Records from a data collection
Begin
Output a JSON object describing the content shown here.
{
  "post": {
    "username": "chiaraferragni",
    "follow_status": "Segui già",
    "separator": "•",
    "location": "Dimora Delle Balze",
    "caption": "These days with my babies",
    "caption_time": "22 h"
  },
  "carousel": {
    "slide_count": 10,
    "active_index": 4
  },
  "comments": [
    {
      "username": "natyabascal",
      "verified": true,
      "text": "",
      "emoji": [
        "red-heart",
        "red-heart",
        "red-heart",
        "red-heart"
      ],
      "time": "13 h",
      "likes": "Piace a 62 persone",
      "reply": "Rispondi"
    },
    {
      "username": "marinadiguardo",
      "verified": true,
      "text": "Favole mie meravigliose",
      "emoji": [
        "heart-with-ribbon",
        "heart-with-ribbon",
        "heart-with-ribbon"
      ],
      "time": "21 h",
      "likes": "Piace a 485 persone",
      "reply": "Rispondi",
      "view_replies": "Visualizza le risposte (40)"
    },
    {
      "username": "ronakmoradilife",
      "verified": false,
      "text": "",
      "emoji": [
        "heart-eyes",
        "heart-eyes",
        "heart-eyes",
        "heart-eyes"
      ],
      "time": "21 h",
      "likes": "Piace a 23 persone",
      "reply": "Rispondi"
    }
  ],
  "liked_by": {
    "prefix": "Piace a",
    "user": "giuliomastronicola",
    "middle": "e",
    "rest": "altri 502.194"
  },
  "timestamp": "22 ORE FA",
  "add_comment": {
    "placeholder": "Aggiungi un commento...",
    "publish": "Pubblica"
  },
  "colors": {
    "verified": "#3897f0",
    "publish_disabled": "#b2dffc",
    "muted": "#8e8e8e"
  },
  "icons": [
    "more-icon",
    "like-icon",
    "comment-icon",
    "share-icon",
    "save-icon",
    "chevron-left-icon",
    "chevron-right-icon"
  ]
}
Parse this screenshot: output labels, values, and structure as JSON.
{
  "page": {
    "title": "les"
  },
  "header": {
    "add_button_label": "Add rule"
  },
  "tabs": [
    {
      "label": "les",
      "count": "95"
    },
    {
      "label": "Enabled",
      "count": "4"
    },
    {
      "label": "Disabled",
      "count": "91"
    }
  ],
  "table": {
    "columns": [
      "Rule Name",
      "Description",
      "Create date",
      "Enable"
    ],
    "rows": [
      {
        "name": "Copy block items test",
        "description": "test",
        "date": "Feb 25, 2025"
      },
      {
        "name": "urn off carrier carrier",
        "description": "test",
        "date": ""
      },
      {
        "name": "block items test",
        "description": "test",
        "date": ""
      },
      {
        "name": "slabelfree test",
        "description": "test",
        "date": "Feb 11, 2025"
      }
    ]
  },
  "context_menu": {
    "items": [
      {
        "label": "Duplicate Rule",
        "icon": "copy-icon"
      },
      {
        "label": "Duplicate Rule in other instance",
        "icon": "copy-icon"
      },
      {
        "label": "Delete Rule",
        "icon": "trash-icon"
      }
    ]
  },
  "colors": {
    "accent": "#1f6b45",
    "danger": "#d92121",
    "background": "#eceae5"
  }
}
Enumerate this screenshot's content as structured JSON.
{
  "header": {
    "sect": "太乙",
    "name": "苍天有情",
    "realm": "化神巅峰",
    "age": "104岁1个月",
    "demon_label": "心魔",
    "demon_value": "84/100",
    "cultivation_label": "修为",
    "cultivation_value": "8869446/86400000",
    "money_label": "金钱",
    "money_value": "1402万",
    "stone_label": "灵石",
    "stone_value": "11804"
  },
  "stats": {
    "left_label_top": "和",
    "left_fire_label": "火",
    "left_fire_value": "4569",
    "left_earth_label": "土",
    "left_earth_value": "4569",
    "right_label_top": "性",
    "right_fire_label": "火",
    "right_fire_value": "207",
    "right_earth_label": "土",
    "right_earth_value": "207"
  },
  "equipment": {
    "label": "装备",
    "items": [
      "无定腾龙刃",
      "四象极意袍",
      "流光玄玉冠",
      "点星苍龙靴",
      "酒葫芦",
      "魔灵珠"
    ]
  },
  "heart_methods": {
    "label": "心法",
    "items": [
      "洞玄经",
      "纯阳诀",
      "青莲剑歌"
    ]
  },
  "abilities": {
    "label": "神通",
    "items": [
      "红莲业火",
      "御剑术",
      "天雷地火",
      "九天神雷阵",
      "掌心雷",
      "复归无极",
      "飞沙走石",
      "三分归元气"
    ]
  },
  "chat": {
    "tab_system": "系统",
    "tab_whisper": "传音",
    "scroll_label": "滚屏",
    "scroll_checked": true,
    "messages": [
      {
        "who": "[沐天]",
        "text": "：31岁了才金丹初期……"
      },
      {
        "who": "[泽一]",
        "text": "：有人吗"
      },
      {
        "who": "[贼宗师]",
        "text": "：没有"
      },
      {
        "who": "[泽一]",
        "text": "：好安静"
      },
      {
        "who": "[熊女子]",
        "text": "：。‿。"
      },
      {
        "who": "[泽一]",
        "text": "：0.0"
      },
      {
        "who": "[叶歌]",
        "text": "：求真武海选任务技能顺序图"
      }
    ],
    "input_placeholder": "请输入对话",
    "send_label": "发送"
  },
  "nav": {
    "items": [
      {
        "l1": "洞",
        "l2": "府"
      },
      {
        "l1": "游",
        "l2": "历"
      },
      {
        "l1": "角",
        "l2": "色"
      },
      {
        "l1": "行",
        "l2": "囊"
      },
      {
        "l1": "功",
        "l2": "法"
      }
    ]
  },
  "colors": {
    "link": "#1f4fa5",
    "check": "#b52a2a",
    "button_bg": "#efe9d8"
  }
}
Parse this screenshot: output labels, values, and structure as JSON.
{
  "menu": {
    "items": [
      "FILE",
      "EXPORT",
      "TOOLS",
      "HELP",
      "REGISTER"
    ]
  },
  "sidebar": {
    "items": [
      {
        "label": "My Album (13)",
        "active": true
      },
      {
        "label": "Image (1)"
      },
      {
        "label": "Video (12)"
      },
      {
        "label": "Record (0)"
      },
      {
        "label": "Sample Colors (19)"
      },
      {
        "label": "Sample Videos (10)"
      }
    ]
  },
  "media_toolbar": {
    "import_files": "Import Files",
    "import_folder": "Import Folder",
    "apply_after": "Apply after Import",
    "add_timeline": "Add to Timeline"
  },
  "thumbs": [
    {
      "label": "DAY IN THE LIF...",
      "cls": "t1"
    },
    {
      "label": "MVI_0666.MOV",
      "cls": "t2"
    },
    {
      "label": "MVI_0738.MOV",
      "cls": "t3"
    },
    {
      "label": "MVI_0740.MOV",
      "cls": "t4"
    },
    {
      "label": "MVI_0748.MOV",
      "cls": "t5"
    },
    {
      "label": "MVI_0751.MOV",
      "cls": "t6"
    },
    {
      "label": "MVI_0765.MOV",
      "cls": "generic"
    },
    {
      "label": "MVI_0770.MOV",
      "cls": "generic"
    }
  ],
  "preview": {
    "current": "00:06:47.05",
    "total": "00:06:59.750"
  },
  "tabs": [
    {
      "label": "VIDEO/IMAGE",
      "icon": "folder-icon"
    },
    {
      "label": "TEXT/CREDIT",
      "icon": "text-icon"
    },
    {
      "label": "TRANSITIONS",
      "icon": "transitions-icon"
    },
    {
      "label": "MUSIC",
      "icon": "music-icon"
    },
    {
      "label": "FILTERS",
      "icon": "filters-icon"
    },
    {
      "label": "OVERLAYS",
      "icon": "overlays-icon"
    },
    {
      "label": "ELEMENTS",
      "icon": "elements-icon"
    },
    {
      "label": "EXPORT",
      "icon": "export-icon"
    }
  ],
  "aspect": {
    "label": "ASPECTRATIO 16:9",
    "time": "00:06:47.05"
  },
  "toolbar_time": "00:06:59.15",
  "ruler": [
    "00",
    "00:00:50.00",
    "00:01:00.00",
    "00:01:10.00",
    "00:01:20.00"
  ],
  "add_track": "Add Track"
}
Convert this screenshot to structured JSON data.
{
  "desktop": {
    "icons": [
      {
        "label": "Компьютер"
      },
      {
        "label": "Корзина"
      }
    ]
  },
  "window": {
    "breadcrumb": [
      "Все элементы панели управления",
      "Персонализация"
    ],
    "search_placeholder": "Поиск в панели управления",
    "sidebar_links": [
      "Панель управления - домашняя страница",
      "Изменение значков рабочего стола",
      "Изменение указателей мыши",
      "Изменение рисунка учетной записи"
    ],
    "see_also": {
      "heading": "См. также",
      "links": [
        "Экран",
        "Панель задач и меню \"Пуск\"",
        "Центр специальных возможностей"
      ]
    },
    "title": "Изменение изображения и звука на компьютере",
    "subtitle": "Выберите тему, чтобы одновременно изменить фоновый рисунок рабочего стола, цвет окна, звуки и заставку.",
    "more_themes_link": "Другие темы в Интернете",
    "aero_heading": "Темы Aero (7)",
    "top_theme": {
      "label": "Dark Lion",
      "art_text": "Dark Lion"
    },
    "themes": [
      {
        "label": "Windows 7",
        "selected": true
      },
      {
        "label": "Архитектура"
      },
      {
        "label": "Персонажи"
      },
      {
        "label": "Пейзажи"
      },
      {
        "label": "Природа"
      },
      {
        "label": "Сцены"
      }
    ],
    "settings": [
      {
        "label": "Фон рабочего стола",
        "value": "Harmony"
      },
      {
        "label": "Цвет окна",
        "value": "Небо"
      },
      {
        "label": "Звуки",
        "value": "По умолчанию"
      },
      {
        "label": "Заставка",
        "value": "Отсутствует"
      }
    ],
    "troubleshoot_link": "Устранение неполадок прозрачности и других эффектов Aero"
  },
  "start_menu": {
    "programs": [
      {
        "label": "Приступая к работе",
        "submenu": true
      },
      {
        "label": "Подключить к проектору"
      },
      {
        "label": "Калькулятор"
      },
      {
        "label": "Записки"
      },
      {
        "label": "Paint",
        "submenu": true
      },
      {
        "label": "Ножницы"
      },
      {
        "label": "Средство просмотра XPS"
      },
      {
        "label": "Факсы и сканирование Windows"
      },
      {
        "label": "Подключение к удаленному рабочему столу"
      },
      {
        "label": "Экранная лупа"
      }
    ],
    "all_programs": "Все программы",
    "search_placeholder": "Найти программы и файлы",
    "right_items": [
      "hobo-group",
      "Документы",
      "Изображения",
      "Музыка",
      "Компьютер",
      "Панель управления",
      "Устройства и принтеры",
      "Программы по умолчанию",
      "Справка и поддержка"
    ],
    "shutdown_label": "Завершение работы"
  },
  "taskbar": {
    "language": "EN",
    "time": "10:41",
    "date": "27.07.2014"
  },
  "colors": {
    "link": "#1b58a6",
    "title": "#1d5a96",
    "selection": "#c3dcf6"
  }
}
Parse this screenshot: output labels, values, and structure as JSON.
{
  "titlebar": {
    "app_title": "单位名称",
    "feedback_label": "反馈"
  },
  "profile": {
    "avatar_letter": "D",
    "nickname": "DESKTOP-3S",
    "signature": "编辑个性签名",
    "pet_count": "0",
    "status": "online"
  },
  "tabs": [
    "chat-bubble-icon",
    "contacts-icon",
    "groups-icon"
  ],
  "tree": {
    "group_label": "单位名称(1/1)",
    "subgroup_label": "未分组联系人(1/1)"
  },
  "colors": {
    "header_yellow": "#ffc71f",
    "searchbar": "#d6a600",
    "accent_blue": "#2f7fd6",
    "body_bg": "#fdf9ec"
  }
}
End
▶ **Exercise**:
Show each line of the data that contains the string "стола".

▶ **Solution to this problem**:
      "Изменение значков рабочего стола",
    "subtitle": "Выберите тему, чтобы одновременно изменить фоновый рисунок рабочего стола, цвет окна, звуки и заставку.",
        "label": "Фон рабочего стола",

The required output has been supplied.